--- INPUT ---

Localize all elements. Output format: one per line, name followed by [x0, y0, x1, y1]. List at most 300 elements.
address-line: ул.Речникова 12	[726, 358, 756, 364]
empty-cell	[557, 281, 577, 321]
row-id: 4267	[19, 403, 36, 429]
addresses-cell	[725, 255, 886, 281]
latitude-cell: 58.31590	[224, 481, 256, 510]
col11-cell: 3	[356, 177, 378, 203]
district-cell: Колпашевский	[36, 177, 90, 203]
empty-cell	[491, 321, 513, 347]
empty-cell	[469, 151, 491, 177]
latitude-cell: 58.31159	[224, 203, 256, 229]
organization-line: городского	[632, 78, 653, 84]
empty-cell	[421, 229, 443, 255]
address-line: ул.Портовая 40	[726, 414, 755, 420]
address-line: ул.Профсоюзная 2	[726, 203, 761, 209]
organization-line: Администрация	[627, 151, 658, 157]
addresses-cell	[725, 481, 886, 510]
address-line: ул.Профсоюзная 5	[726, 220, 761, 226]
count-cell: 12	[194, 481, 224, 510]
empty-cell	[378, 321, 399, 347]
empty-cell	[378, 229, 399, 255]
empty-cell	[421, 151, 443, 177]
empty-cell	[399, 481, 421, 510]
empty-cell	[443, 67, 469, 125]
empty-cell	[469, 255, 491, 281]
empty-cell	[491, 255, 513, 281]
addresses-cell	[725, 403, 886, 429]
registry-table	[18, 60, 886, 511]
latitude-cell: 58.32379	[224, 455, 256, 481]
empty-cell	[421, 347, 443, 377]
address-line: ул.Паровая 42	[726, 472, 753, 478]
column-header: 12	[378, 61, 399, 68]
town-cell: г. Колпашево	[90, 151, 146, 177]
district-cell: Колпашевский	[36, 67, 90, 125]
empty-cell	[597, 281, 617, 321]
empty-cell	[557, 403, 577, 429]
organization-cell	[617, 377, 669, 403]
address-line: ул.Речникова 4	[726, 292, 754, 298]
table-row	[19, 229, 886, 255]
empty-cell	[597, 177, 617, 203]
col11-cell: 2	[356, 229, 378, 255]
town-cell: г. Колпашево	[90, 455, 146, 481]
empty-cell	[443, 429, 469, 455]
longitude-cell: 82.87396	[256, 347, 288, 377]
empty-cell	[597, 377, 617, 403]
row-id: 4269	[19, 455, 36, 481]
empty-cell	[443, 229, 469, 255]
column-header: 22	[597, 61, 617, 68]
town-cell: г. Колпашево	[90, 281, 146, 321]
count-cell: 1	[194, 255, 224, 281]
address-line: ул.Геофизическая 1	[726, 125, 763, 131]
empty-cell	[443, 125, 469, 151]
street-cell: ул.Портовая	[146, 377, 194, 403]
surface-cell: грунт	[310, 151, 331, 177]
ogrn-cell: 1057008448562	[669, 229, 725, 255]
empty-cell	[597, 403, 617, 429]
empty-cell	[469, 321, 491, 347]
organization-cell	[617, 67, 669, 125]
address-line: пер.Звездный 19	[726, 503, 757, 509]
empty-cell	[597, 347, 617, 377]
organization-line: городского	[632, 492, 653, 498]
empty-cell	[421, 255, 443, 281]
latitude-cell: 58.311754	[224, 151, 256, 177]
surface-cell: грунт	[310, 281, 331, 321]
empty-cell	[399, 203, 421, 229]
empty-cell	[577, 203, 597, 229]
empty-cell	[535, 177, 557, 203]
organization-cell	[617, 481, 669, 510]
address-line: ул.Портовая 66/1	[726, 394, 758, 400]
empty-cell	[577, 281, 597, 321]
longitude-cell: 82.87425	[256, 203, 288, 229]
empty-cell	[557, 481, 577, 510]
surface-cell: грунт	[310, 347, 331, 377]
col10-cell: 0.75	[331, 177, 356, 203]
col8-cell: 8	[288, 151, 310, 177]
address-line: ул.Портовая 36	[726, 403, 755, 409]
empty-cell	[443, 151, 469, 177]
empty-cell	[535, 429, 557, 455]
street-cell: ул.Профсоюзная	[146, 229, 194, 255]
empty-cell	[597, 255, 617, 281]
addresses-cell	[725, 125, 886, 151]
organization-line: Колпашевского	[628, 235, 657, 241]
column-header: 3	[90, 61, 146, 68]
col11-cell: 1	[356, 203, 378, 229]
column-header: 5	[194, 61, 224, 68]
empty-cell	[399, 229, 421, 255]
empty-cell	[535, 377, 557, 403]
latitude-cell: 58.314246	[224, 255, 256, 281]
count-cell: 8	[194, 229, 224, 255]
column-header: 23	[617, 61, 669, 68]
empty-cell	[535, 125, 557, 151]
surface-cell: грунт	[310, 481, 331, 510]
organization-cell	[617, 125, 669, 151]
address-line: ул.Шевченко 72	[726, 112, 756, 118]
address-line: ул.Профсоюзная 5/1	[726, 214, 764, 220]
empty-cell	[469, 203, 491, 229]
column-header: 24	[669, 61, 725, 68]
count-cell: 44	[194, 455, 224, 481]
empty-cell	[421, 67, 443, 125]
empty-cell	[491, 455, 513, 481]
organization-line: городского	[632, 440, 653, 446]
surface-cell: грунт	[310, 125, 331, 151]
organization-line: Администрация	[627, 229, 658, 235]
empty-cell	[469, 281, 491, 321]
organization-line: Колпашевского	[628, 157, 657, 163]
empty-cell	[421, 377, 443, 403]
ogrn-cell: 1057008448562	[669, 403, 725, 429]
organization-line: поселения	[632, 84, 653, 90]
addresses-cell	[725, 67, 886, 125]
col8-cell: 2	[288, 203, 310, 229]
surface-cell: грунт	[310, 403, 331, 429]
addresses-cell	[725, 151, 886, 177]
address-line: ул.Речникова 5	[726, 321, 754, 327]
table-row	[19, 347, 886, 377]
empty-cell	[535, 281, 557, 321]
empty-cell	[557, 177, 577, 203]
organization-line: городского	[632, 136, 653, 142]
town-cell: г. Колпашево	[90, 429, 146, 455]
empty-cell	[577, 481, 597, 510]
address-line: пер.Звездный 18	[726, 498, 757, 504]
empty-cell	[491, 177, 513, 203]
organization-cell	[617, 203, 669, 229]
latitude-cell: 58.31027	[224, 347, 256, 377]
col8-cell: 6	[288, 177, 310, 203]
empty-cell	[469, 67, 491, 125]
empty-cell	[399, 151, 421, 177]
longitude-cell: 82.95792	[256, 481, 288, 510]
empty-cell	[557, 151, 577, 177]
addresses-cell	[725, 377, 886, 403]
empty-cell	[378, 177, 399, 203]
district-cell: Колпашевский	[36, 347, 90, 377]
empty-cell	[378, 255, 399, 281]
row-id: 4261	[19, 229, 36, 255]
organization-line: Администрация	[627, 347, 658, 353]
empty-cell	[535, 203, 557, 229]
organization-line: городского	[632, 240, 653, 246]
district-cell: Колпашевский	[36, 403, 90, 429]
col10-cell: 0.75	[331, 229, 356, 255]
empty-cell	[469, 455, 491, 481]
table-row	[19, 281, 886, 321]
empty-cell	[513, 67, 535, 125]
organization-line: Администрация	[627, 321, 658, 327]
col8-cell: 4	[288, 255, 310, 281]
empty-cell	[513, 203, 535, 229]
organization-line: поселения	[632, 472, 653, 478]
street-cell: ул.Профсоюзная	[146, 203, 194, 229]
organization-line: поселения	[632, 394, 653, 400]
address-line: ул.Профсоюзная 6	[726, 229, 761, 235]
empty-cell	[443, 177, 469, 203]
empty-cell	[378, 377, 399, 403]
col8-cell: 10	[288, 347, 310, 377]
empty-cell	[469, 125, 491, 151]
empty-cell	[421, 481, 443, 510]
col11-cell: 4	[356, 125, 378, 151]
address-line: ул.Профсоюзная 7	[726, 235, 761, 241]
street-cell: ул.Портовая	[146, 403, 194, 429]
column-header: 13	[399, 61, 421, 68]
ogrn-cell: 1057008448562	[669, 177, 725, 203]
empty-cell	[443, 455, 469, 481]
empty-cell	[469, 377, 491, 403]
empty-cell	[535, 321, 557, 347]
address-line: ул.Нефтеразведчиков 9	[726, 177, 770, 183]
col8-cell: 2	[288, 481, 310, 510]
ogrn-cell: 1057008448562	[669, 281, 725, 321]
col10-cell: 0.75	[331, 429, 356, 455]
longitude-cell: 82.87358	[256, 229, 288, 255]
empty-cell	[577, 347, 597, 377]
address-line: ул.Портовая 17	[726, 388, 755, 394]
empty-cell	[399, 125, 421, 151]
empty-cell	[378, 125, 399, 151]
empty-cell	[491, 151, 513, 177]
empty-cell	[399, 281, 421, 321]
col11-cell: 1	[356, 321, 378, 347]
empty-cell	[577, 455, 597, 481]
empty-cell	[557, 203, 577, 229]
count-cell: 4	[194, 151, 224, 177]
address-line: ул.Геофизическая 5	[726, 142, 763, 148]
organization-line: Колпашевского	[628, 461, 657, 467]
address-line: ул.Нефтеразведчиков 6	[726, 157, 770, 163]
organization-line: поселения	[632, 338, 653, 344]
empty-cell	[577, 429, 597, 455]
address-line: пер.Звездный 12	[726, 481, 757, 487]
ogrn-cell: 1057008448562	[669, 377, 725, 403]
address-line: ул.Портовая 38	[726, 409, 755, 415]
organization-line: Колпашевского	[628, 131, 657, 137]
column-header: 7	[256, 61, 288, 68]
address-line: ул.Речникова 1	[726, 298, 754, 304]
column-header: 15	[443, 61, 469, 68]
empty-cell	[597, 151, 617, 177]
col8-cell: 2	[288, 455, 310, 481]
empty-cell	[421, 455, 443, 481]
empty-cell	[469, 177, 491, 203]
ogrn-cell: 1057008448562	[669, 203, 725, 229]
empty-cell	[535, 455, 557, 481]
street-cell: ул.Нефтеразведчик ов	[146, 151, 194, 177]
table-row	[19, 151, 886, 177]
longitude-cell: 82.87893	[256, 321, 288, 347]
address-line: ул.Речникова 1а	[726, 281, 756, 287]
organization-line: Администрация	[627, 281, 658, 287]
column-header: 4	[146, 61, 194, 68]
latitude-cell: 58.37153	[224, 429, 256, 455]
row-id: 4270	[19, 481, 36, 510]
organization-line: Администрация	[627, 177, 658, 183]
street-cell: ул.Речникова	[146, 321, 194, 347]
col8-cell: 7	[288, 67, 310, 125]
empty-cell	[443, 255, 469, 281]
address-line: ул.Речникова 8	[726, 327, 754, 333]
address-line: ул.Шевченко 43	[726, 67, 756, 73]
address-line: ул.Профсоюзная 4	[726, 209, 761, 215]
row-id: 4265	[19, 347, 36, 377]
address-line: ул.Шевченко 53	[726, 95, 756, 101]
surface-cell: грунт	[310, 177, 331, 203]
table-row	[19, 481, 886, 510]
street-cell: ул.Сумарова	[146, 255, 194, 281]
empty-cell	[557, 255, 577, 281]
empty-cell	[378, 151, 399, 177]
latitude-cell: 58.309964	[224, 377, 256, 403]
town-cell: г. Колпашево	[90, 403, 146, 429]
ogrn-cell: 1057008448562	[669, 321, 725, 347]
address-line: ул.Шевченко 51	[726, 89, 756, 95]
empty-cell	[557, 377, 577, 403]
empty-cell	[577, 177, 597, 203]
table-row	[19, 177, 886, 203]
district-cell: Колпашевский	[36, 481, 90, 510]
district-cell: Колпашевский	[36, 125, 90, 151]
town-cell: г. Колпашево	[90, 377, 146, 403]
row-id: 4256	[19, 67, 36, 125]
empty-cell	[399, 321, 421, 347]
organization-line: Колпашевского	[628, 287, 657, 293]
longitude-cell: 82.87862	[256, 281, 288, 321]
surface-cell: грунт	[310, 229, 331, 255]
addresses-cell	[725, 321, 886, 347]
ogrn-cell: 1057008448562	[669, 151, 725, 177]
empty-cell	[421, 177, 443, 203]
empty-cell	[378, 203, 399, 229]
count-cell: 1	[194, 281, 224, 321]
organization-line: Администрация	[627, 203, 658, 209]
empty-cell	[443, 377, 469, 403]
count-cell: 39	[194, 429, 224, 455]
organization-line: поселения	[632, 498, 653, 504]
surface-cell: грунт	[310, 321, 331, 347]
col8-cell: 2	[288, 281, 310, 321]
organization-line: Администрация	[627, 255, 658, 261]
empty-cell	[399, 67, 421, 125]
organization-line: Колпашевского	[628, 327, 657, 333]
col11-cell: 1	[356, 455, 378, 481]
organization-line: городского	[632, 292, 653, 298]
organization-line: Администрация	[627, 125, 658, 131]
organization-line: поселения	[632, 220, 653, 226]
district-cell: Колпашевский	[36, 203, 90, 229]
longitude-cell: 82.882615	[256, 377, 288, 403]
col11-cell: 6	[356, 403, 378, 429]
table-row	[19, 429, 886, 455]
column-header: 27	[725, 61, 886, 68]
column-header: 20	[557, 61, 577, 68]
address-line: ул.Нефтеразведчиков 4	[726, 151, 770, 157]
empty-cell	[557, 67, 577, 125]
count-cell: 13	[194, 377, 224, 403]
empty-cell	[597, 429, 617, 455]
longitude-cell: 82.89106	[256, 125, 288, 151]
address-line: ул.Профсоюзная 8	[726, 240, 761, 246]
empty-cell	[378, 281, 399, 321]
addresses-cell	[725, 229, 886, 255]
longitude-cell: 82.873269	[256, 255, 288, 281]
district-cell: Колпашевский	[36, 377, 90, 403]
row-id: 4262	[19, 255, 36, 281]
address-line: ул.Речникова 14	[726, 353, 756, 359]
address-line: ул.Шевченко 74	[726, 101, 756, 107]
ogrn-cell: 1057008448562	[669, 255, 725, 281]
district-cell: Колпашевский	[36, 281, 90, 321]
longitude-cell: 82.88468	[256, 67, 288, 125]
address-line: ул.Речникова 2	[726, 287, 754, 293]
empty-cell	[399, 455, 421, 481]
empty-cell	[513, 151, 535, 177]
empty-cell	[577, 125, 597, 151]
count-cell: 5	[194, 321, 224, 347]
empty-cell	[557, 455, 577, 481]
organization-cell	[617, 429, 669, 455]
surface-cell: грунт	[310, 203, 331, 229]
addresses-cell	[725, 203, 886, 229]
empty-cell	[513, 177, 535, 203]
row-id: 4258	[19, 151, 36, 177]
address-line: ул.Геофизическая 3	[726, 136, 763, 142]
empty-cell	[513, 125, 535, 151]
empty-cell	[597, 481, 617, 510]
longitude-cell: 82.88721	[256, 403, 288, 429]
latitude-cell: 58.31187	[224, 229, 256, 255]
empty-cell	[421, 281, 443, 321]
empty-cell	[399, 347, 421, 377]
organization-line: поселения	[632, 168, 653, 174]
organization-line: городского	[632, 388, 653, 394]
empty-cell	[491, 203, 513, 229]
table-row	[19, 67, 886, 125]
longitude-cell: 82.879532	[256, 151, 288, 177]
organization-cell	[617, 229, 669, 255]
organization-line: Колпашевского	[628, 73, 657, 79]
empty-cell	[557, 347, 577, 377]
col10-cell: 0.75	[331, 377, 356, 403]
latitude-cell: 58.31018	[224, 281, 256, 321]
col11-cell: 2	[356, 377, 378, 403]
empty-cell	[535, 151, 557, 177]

---

**WORK INSTRUCTIONS:** Please copy out the records verbatim, from the start through the line containing "481, 224, 510]", inclusive.

**ANSWER FOR THIS EXERCISE:**
Localize all elements. Output format: one per line, name followed by [x0, y0, x1, y1]. List at most 300 elements.
address-line: ул.Речникова 12	[726, 358, 756, 364]
empty-cell	[557, 281, 577, 321]
row-id: 4267	[19, 403, 36, 429]
addresses-cell	[725, 255, 886, 281]
latitude-cell: 58.31590	[224, 481, 256, 510]
col11-cell: 3	[356, 177, 378, 203]
district-cell: Колпашевский	[36, 177, 90, 203]
empty-cell	[491, 321, 513, 347]
empty-cell	[469, 151, 491, 177]
latitude-cell: 58.31159	[224, 203, 256, 229]
organization-line: городского	[632, 78, 653, 84]
empty-cell	[421, 229, 443, 255]
address-line: ул.Портовая 40	[726, 414, 755, 420]
address-line: ул.Профсоюзная 2	[726, 203, 761, 209]
organization-line: Администрация	[627, 151, 658, 157]
addresses-cell	[725, 481, 886, 510]
address-line: ул.Профсоюзная 5	[726, 220, 761, 226]
count-cell: 12	[194, 481, 224, 510]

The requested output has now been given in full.